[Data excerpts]
[start]

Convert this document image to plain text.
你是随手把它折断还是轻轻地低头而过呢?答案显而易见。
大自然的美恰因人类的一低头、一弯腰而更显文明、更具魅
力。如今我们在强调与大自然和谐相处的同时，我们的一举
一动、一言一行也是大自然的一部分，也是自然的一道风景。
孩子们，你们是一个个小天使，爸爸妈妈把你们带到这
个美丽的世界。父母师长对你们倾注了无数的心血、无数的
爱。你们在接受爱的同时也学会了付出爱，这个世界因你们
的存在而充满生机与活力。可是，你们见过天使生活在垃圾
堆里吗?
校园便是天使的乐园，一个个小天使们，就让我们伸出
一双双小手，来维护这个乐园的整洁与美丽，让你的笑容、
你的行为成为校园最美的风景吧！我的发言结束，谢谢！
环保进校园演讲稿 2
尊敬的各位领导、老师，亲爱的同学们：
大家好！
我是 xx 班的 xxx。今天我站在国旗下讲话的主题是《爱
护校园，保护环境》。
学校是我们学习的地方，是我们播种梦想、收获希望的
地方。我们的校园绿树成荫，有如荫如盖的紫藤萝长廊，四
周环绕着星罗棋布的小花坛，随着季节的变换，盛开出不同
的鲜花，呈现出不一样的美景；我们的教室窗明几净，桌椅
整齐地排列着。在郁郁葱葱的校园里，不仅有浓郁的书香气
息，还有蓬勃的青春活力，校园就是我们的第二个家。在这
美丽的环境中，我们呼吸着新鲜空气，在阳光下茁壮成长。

[end]

§ DIRECTIONS
Show the data once more, exactly as it was written.

§ FULL RESPONSE
Convert this document image to plain text.
你是随手把它折断还是轻轻地低头而过呢?答案显而易见。
大自然的美恰因人类的一低头、一弯腰而更显文明、更具魅
力。如今我们在强调与大自然和谐相处的同时，我们的一举
一动、一言一行也是大自然的一部分，也是自然的一道风景。
孩子们，你们是一个个小天使，爸爸妈妈把你们带到这
个美丽的世界。父母师长对你们倾注了无数的心血、无数的
爱。你们在接受爱的同时也学会了付出爱，这个世界因你们
的存在而充满生机与活力。可是，你们见过天使生活在垃圾
堆里吗?
校园便是天使的乐园，一个个小天使们，就让我们伸出
一双双小手，来维护这个乐园的整洁与美丽，让你的笑容、
你的行为成为校园最美的风景吧！我的发言结束，谢谢！
环保进校园演讲稿 2
尊敬的各位领导、老师，亲爱的同学们：
大家好！
我是 xx 班的 xxx。今天我站在国旗下讲话的主题是《爱
护校园，保护环境》。
学校是我们学习的地方，是我们播种梦想、收获希望的
地方。我们的校园绿树成荫，有如荫如盖的紫藤萝长廊，四
周环绕着星罗棋布的小花坛，随着季节的变换，盛开出不同
的鲜花，呈现出不一样的美景；我们的教室窗明几净，桌椅
整齐地排列着。在郁郁葱葱的校园里，不仅有浓郁的书香气
息，还有蓬勃的青春活力，校园就是我们的第二个家。在这
美丽的环境中，我们呼吸着新鲜空气，在阳光下茁壮成长。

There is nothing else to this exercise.